------ Rows
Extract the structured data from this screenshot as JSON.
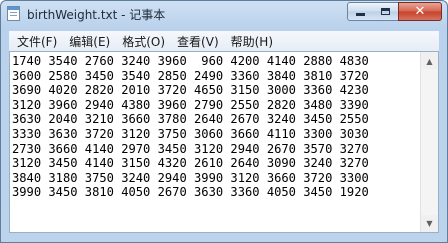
{
  "window": {
    "title": "birthWeight.txt - 记事本"
  },
  "icons": {
    "app": "notepad-icon",
    "minimize": "minimize-icon",
    "maximize": "maximize-icon",
    "close": "close-icon"
  },
  "controls": {
    "close_glyph": "✕"
  },
  "menu": [
    {
      "label": "文件(F)"
    },
    {
      "label": "编辑(E)"
    },
    {
      "label": "格式(O)"
    },
    {
      "label": "查看(V)"
    },
    {
      "label": "帮助(H)"
    }
  ],
  "scrollbar": {
    "up_glyph": "▲",
    "down_glyph": "▼"
  },
  "content": {
    "lines": [
      "1740 3540 2760 3240 3960  960 4200 4140 2880 4830",
      "3600 2580 3450 3540 2850 2490 3360 3840 3810 3720",
      "3690 4020 2820 2010 3720 4650 3150 3000 3360 4230",
      "3120 3960 2940 4380 3960 2790 2550 2820 3480 3390",
      "3630 2040 3210 3660 3780 2640 2670 3240 3450 2550",
      "3330 3630 3720 3120 3750 3060 3660 4110 3300 3030",
      "2730 3660 4140 2970 3450 3120 2940 2670 3570 3270",
      "3120 3450 4140 3150 4320 2610 2640 3090 3240 3270",
      "3840 3180 3750 3240 2940 3990 3120 3660 3720 3300",
      "3990 3450 3810 4050 2670 3630 3360 4050 3450 1920"
    ]
  }
}
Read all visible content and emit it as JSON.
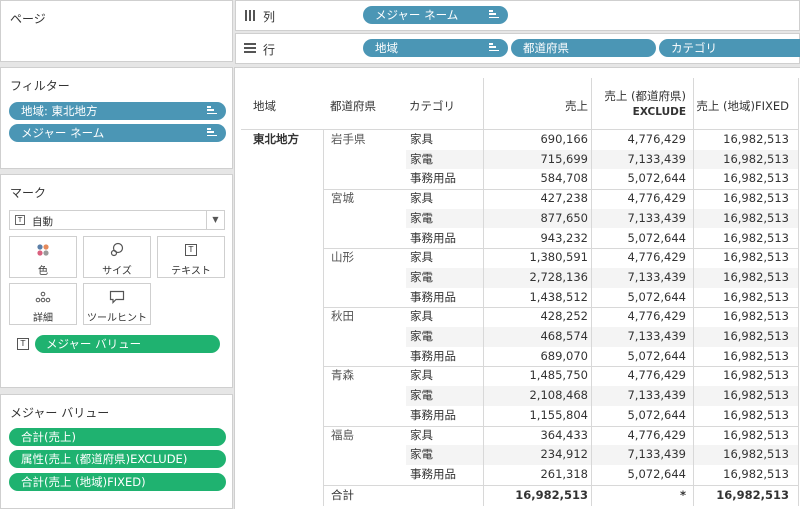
{
  "pages_card": {
    "title": "ページ"
  },
  "filters_card": {
    "title": "フィルター",
    "pills": [
      {
        "label": "地域: 東北地方"
      },
      {
        "label": "メジャー ネーム"
      }
    ]
  },
  "marks_card": {
    "title": "マーク",
    "mark_type": "自動",
    "buttons": [
      {
        "label": "色",
        "icon": "color-dots-icon"
      },
      {
        "label": "サイズ",
        "icon": "size-icon"
      },
      {
        "label": "テキスト",
        "icon": "text-icon"
      },
      {
        "label": "詳細",
        "icon": "detail-dots-icon"
      },
      {
        "label": "ツールヒント",
        "icon": "tooltip-icon"
      }
    ],
    "text_pill": "メジャー バリュー"
  },
  "measure_values_card": {
    "title": "メジャー バリュー",
    "pills": [
      {
        "label": "合計(売上)"
      },
      {
        "label": "属性(売上 (都道府県)EXCLUDE)"
      },
      {
        "label": "合計(売上 (地域)FIXED)"
      }
    ]
  },
  "columns_shelf": {
    "label": "列",
    "pills": [
      {
        "label": "メジャー ネーム"
      }
    ]
  },
  "rows_shelf": {
    "label": "行",
    "pills": [
      {
        "label": "地域"
      },
      {
        "label": "都道府県"
      },
      {
        "label": "カテゴリ"
      }
    ]
  },
  "table": {
    "headers": {
      "region": "地域",
      "prefecture": "都道府県",
      "category": "カテゴリ",
      "sales": "売上",
      "excl_line1": "売上 (都道府県)",
      "excl_line2": "EXCLUDE",
      "fixed": "売上 (地域)FIXED"
    },
    "region": "東北地方",
    "groups": [
      {
        "prefecture": "岩手県",
        "rows": [
          {
            "category": "家具",
            "sales": "690,166",
            "excl": "4,776,429",
            "fixed": "16,982,513"
          },
          {
            "category": "家電",
            "sales": "715,699",
            "excl": "7,133,439",
            "fixed": "16,982,513"
          },
          {
            "category": "事務用品",
            "sales": "584,708",
            "excl": "5,072,644",
            "fixed": "16,982,513"
          }
        ]
      },
      {
        "prefecture": "宮城",
        "rows": [
          {
            "category": "家具",
            "sales": "427,238",
            "excl": "4,776,429",
            "fixed": "16,982,513"
          },
          {
            "category": "家電",
            "sales": "877,650",
            "excl": "7,133,439",
            "fixed": "16,982,513"
          },
          {
            "category": "事務用品",
            "sales": "943,232",
            "excl": "5,072,644",
            "fixed": "16,982,513"
          }
        ]
      },
      {
        "prefecture": "山形",
        "rows": [
          {
            "category": "家具",
            "sales": "1,380,591",
            "excl": "4,776,429",
            "fixed": "16,982,513"
          },
          {
            "category": "家電",
            "sales": "2,728,136",
            "excl": "7,133,439",
            "fixed": "16,982,513"
          },
          {
            "category": "事務用品",
            "sales": "1,438,512",
            "excl": "5,072,644",
            "fixed": "16,982,513"
          }
        ]
      },
      {
        "prefecture": "秋田",
        "rows": [
          {
            "category": "家具",
            "sales": "428,252",
            "excl": "4,776,429",
            "fixed": "16,982,513"
          },
          {
            "category": "家電",
            "sales": "468,574",
            "excl": "7,133,439",
            "fixed": "16,982,513"
          },
          {
            "category": "事務用品",
            "sales": "689,070",
            "excl": "5,072,644",
            "fixed": "16,982,513"
          }
        ]
      },
      {
        "prefecture": "青森",
        "rows": [
          {
            "category": "家具",
            "sales": "1,485,750",
            "excl": "4,776,429",
            "fixed": "16,982,513"
          },
          {
            "category": "家電",
            "sales": "2,108,468",
            "excl": "7,133,439",
            "fixed": "16,982,513"
          },
          {
            "category": "事務用品",
            "sales": "1,155,804",
            "excl": "5,072,644",
            "fixed": "16,982,513"
          }
        ]
      },
      {
        "prefecture": "福島",
        "rows": [
          {
            "category": "家具",
            "sales": "364,433",
            "excl": "4,776,429",
            "fixed": "16,982,513"
          },
          {
            "category": "家電",
            "sales": "234,912",
            "excl": "7,133,439",
            "fixed": "16,982,513"
          },
          {
            "category": "事務用品",
            "sales": "261,318",
            "excl": "5,072,644",
            "fixed": "16,982,513"
          }
        ]
      }
    ],
    "total": {
      "label": "合計",
      "sales": "16,982,513",
      "excl": "*",
      "fixed": "16,982,513"
    }
  },
  "colors": {
    "dimension_pill": "#4b96b5",
    "measure_pill": "#1fb270",
    "band": "#f4f4f4"
  }
}
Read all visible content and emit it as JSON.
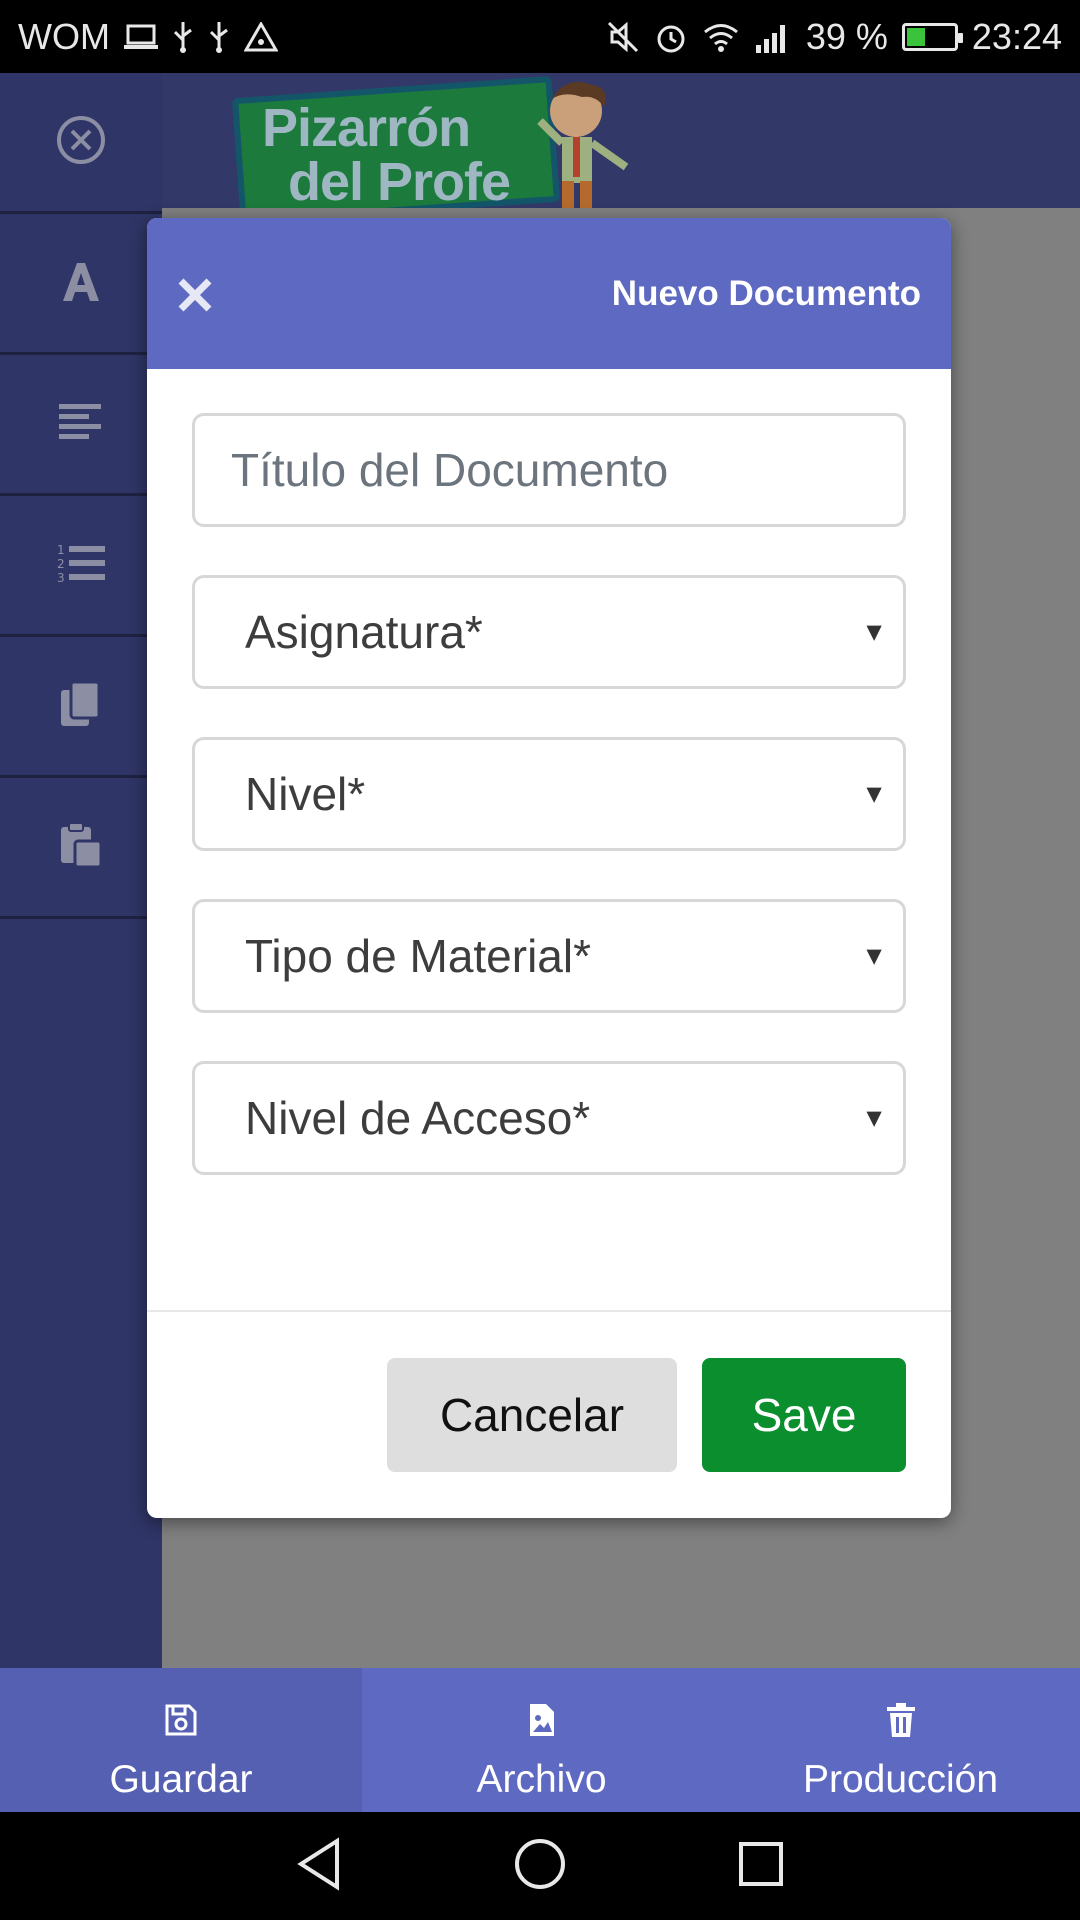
{
  "status_bar": {
    "carrier": "WOM",
    "battery_percent": "39 %",
    "time": "23:24",
    "icons_left": [
      "laptop-icon",
      "usb-icon",
      "usb-icon",
      "warning-icon"
    ],
    "icons_right": [
      "mute-icon",
      "alarm-icon",
      "wifi-icon",
      "signal-icon",
      "battery-icon"
    ]
  },
  "logo": {
    "line1": "Pizarrón",
    "line2": "del Profe"
  },
  "sidebar": {
    "items": [
      {
        "icon": "close-circle-icon"
      },
      {
        "icon": "font-icon"
      },
      {
        "icon": "align-left-icon"
      },
      {
        "icon": "numbered-list-icon"
      },
      {
        "icon": "copy-icon"
      },
      {
        "icon": "paste-icon"
      }
    ]
  },
  "modal": {
    "title": "Nuevo Documento",
    "title_input_placeholder": "Título del Documento",
    "selects": [
      {
        "label": "Asignatura*"
      },
      {
        "label": "Nivel*"
      },
      {
        "label": "Tipo de Material*"
      },
      {
        "label": "Nivel de Acceso*"
      }
    ],
    "cancel_label": "Cancelar",
    "save_label": "Save"
  },
  "tabbar": {
    "tabs": [
      {
        "label": "Guardar",
        "icon": "save-icon"
      },
      {
        "label": "Archivo",
        "icon": "file-image-icon"
      },
      {
        "label": "Producción",
        "icon": "trash-icon"
      }
    ]
  },
  "colors": {
    "modal_header": "#5e69c2",
    "save_button": "#0b8e2e",
    "sidebar": "#2f3566",
    "tabbar": "#5e69c2"
  }
}
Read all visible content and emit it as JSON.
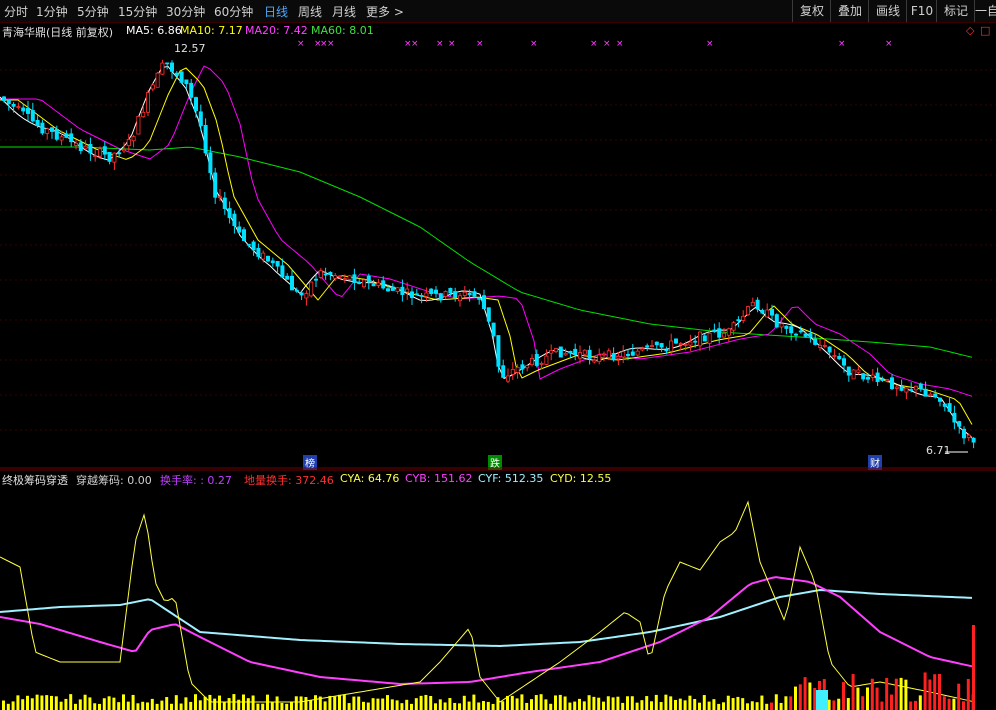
{
  "toolbar": {
    "timeframes": [
      "分时",
      "1分钟",
      "5分钟",
      "15分钟",
      "30分钟",
      "60分钟",
      "日线",
      "周线",
      "月线",
      "更多 >"
    ],
    "active": "日线",
    "right_buttons": [
      "复权",
      "叠加",
      "画线",
      "F10",
      "标记",
      "一自"
    ]
  },
  "price_panel": {
    "stock_name": "青海华鼎(日线 前复权)",
    "ma": [
      {
        "label": "MA5: 6.86",
        "color": "#ffffff"
      },
      {
        "label": "MA10: 7.17",
        "color": "#ffff00"
      },
      {
        "label": "MA20: 7.42",
        "color": "#ff00ff"
      },
      {
        "label": "MA60: 8.01",
        "color": "#00e000"
      }
    ],
    "high_label": "12.57",
    "low_label": "6.71",
    "event_tags": [
      {
        "text": "榜",
        "color": "#3050c0"
      },
      {
        "text": "跌",
        "color": "#00a000"
      },
      {
        "text": "财",
        "color": "#3050c0"
      }
    ],
    "corner_icon": "diamond-icon"
  },
  "indicator_panel": {
    "title": "终极筹码穿透",
    "items": [
      {
        "label": "穿越筹码: 0.00",
        "color": "#d0d0d0"
      },
      {
        "label": "换手率: : 0.27",
        "color": "#c040ff"
      },
      {
        "label": "地量换手: 372.46",
        "color": "#ff3030"
      },
      {
        "label": "CYA: 64.76",
        "color": "#ffff40"
      },
      {
        "label": "CYB: 151.62",
        "color": "#ff40ff"
      },
      {
        "label": "CYF: 512.35",
        "color": "#a0f0ff"
      },
      {
        "label": "CYD: 12.55",
        "color": "#ffff40"
      }
    ]
  },
  "colors": {
    "up": "#ff3030",
    "down": "#00e0ff",
    "ma5": "#ffffff",
    "ma10": "#ffff00",
    "ma20": "#ff00ff",
    "ma60": "#00e000"
  }
}
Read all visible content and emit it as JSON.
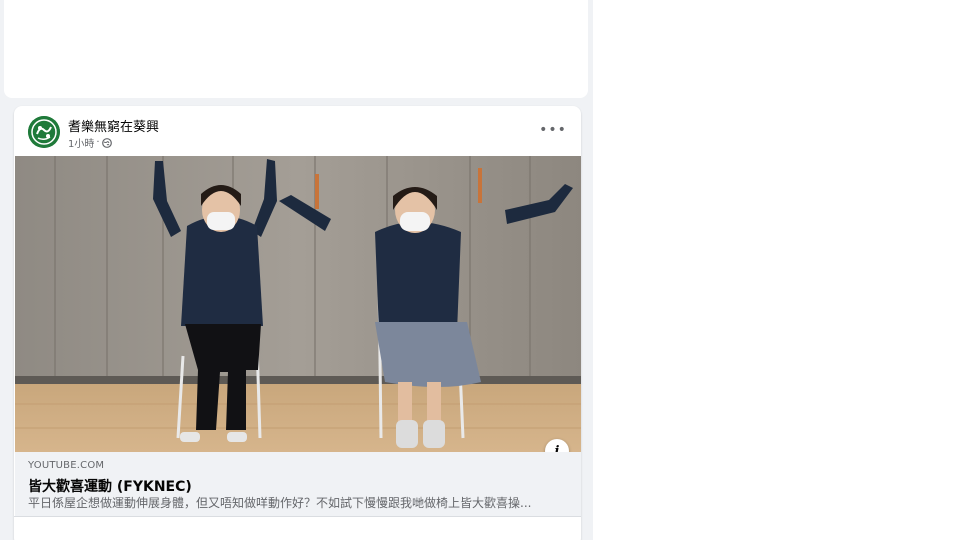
{
  "post": {
    "author": "耆樂無窮在葵興",
    "time": "1小時",
    "separator": "·",
    "privacy_icon": "globe-icon",
    "more_label": "•••",
    "info_label": "i"
  },
  "link_preview": {
    "domain": "YOUTUBE.COM",
    "title": "皆大歡喜運動 (FYKNEC)",
    "description": "平日係屋企想做運動伸展身體，但又唔知做咩動作好？不如試下慢慢跟我哋做椅上皆大歡喜操..."
  },
  "colors": {
    "feed_bg": "#f0f2f5",
    "card_bg": "#ffffff",
    "secondary_text": "#65676b",
    "avatar_green": "#1f7a3a"
  }
}
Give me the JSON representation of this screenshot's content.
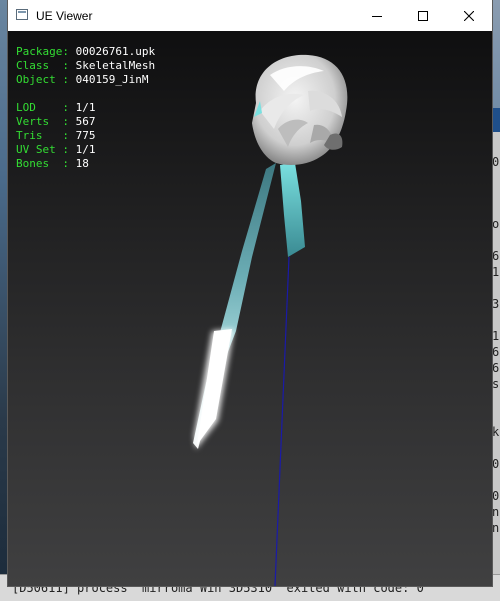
{
  "window": {
    "title": "UE Viewer"
  },
  "info": {
    "package_key": "Package: ",
    "package_val": "00026761.upk",
    "class_key": "Class  : ",
    "class_val": "SkeletalMesh",
    "object_key": "Object : ",
    "object_val": "040159_JinM",
    "lod_key": "LOD    : ",
    "lod_val": "1/1",
    "verts_key": "Verts  : ",
    "verts_val": "567",
    "tris_key": "Tris   : ",
    "tris_val": "775",
    "uvset_key": "UV Set : ",
    "uvset_val": "1/1",
    "bones_key": "Bones  : ",
    "bones_val": "18"
  },
  "background": {
    "bottom_text": "[D50611] process \"mirroma Win 3D5310\" exited with code: 0",
    "frag_1": "0",
    "frag_2": "o",
    "frag_3": "6",
    "frag_4": "1",
    "frag_5": "3",
    "frag_6": "1",
    "frag_7": "6",
    "frag_8": "6",
    "frag_9": "s",
    "frag_10": "k",
    "frag_11": "0",
    "frag_12": "0",
    "frag_13": "n",
    "frag_14": "n"
  },
  "colors": {
    "label_green": "#33dd33",
    "value_white": "#ffffff",
    "bone_line": "#1a1aa8",
    "ribbon": "#8fe6e6"
  }
}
------------
• _Task statement_:
Pick out each line in the material containing "dots".

• _Finished answer_:
        "icon": "color-dots-icon"
        "icon": "detail-dots-icon"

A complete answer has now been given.